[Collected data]

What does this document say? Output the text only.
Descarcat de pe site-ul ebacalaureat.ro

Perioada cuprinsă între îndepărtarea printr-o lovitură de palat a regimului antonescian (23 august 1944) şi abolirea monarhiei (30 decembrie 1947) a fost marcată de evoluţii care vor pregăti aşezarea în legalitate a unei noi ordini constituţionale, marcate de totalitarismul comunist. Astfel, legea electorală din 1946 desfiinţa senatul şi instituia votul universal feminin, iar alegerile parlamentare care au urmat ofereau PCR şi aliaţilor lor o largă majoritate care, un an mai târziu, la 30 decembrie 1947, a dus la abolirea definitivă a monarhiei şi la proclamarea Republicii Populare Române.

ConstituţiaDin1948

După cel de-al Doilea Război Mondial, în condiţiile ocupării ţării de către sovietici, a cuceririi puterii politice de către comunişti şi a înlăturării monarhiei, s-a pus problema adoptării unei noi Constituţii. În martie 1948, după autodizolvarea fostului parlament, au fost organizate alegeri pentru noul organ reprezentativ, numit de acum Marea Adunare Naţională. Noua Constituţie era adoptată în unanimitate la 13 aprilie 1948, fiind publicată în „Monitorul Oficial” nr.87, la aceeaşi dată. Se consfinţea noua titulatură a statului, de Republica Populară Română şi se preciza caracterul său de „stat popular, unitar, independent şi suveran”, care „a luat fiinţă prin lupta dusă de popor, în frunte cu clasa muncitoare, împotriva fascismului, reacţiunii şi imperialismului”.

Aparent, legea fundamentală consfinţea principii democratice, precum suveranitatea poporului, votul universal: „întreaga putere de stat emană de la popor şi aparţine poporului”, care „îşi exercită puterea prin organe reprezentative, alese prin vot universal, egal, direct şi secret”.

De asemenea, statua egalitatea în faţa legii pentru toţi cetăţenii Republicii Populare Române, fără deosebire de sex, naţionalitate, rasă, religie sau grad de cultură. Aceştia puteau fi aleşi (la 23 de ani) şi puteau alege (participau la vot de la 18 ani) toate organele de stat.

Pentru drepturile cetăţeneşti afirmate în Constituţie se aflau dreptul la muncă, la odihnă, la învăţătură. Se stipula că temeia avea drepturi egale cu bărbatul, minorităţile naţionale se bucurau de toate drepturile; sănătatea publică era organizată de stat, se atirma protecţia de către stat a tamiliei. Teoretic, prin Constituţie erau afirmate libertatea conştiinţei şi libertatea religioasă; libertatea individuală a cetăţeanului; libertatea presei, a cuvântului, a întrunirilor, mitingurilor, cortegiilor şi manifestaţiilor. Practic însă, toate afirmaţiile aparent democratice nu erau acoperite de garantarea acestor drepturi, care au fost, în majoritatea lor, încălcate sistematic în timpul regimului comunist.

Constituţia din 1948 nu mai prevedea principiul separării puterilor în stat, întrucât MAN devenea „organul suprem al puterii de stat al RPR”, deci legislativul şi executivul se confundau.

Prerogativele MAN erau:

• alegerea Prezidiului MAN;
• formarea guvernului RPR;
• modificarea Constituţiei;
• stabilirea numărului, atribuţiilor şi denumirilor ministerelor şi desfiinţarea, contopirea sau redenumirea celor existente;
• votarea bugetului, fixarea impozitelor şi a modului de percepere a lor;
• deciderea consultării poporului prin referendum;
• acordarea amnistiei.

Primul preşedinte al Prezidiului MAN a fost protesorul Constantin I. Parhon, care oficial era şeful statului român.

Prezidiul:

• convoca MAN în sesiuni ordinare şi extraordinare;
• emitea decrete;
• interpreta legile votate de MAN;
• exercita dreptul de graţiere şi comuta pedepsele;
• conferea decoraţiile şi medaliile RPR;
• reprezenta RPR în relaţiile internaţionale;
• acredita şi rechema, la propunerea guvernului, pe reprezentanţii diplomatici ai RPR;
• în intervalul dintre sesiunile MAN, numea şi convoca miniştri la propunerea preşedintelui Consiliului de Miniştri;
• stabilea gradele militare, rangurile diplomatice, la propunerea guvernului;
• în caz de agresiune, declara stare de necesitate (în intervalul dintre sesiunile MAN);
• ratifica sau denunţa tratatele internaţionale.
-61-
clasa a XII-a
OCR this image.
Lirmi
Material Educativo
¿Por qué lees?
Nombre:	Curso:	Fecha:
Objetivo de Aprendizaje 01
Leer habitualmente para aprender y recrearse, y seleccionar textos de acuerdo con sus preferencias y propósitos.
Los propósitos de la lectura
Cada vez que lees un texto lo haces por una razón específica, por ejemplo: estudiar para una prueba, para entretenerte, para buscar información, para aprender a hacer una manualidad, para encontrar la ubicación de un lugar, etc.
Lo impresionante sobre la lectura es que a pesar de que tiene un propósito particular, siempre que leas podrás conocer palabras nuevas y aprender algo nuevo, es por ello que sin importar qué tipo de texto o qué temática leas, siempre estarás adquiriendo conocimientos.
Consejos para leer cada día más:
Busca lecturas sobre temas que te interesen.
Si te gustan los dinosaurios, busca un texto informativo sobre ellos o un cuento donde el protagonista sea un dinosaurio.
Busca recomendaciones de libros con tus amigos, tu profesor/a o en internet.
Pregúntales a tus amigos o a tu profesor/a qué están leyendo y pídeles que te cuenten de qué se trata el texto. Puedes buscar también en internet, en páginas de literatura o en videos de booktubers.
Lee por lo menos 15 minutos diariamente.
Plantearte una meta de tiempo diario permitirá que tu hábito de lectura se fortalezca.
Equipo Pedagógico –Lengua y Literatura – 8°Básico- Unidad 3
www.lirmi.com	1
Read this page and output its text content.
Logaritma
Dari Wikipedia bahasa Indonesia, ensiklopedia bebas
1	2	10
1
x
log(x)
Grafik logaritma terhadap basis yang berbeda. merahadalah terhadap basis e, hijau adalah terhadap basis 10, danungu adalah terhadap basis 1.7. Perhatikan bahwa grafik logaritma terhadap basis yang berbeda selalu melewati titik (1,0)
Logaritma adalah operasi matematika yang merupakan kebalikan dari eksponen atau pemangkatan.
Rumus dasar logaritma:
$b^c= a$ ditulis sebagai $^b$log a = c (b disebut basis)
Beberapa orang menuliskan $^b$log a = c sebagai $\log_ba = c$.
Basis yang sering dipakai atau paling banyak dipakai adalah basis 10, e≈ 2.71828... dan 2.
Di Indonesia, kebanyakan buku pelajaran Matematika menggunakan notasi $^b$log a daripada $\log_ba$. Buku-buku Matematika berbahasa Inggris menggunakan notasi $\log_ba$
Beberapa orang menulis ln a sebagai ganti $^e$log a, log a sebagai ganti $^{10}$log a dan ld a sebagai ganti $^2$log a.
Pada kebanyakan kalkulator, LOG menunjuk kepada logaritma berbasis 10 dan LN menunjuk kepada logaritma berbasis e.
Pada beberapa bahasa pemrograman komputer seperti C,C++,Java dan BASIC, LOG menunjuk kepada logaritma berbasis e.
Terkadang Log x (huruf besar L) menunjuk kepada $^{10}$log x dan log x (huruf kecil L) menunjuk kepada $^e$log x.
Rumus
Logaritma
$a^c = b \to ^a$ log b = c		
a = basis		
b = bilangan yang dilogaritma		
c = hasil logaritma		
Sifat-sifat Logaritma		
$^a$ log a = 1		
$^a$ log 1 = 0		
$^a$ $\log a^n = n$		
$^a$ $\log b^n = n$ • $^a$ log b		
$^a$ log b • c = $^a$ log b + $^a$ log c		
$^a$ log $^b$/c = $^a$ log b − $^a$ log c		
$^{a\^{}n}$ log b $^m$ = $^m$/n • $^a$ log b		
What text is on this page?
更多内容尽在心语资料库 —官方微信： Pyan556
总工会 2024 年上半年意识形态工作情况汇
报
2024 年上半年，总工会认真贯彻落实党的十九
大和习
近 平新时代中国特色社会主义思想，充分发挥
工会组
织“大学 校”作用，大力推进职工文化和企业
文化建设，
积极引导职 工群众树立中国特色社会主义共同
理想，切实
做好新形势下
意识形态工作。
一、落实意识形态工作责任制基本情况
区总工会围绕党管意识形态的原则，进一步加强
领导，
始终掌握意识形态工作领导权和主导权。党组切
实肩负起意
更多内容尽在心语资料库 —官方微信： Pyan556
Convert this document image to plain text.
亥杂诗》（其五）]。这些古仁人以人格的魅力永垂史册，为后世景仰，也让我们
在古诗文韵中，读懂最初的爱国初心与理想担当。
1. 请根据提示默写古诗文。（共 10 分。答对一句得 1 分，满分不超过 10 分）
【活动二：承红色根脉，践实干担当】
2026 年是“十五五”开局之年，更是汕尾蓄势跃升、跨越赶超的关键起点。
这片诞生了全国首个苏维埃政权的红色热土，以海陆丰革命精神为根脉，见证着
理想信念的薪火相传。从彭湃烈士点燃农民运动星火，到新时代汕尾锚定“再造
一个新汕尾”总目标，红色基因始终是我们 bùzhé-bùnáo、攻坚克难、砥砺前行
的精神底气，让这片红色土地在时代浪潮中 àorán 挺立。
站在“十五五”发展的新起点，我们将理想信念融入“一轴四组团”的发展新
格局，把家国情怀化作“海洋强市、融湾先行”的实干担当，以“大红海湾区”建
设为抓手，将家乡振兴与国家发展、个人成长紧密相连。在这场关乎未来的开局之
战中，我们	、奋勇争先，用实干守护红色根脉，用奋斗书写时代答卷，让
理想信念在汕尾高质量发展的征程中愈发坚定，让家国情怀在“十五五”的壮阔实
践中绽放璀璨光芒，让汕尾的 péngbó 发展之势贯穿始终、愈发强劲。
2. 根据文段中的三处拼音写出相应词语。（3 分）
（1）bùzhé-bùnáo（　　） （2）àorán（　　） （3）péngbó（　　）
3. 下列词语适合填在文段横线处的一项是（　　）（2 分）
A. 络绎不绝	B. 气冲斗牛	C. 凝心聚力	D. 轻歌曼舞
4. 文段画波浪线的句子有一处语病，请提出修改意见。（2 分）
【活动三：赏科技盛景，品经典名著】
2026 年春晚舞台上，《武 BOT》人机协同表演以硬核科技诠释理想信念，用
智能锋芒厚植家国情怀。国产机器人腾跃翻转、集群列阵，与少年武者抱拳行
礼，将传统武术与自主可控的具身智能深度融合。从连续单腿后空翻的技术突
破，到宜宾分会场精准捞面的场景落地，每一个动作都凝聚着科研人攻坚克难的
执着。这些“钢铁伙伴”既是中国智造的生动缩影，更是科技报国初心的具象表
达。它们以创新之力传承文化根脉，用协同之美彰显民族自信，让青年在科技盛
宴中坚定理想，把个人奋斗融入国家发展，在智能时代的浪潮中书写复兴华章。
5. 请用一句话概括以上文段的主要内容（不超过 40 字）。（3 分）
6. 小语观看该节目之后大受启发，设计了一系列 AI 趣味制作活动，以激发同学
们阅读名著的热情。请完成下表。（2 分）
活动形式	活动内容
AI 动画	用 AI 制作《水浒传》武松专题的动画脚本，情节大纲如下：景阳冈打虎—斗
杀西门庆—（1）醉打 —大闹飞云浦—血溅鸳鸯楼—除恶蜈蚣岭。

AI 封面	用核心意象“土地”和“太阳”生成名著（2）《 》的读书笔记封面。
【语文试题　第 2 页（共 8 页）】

- [Task statement] Copy out exactly the lines running from the line with "What text is on this page?" to the end of the records, inclusive.

- [Result]
What text is on this page?
更多内容尽在心语资料库 —官方微信： Pyan556
总工会 2024 年上半年意识形态工作情况汇
报
2024 年上半年，总工会认真贯彻落实党的十九
大和习
近 平新时代中国特色社会主义思想，充分发挥
工会组
织“大学 校”作用，大力推进职工文化和企业
文化建设，
积极引导职 工群众树立中国特色社会主义共同
理想，切实
做好新形势下
意识形态工作。
一、落实意识形态工作责任制基本情况
区总工会围绕党管意识形态的原则，进一步加强
领导，
始终掌握意识形态工作领导权和主导权。党组切
实肩负起意
更多内容尽在心语资料库 —官方微信： Pyan556
Convert this document image to plain text.
亥杂诗》（其五）]。这些古仁人以人格的魅力永垂史册，为后世景仰，也让我们
在古诗文韵中，读懂最初的爱国初心与理想担当。
1. 请根据提示默写古诗文。（共 10 分。答对一句得 1 分，满分不超过 10 分）
【活动二：承红色根脉，践实干担当】
2026 年是“十五五”开局之年，更是汕尾蓄势跃升、跨越赶超的关键起点。
这片诞生了全国首个苏维埃政权的红色热土，以海陆丰革命精神为根脉，见证着
理想信念的薪火相传。从彭湃烈士点燃农民运动星火，到新时代汕尾锚定“再造
一个新汕尾”总目标，红色基因始终是我们 bùzhé-bùnáo、攻坚克难、砥砺前行
的精神底气，让这片红色土地在时代浪潮中 àorán 挺立。
站在“十五五”发展的新起点，我们将理想信念融入“一轴四组团”的发展新
格局，把家国情怀化作“海洋强市、融湾先行”的实干担当，以“大红海湾区”建
设为抓手，将家乡振兴与国家发展、个人成长紧密相连。在这场关乎未来的开局之
战中，我们	、奋勇争先，用实干守护红色根脉，用奋斗书写时代答卷，让
理想信念在汕尾高质量发展的征程中愈发坚定，让家国情怀在“十五五”的壮阔实
践中绽放璀璨光芒，让汕尾的 péngbó 发展之势贯穿始终、愈发强劲。
2. 根据文段中的三处拼音写出相应词语。（3 分）
（1）bùzhé-bùnáo（　　） （2）àorán（　　） （3）péngbó（　　）
3. 下列词语适合填在文段横线处的一项是（　　）（2 分）
A. 络绎不绝	B. 气冲斗牛	C. 凝心聚力	D. 轻歌曼舞
4. 文段画波浪线的句子有一处语病，请提出修改意见。（2 分）
【活动三：赏科技盛景，品经典名著】
2026 年春晚舞台上，《武 BOT》人机协同表演以硬核科技诠释理想信念，用
智能锋芒厚植家国情怀。国产机器人腾跃翻转、集群列阵，与少年武者抱拳行
礼，将传统武术与自主可控的具身智能深度融合。从连续单腿后空翻的技术突
破，到宜宾分会场精准捞面的场景落地，每一个动作都凝聚着科研人攻坚克难的
执着。这些“钢铁伙伴”既是中国智造的生动缩影，更是科技报国初心的具象表
达。它们以创新之力传承文化根脉，用协同之美彰显民族自信，让青年在科技盛
宴中坚定理想，把个人奋斗融入国家发展，在智能时代的浪潮中书写复兴华章。
5. 请用一句话概括以上文段的主要内容（不超过 40 字）。（3 分）
6. 小语观看该节目之后大受启发，设计了一系列 AI 趣味制作活动，以激发同学
们阅读名著的热情。请完成下表。（2 分）
活动形式	活动内容
AI 动画	用 AI 制作《水浒传》武松专题的动画脚本，情节大纲如下：景阳冈打虎—斗
杀西门庆—（1）醉打 —大闹飞云浦—血溅鸳鸯楼—除恶蜈蚣岭。

AI 封面	用核心意象“土地”和“太阳”生成名著（2）《 》的读书笔记封面。
【语文试题　第 2 页（共 8 页）】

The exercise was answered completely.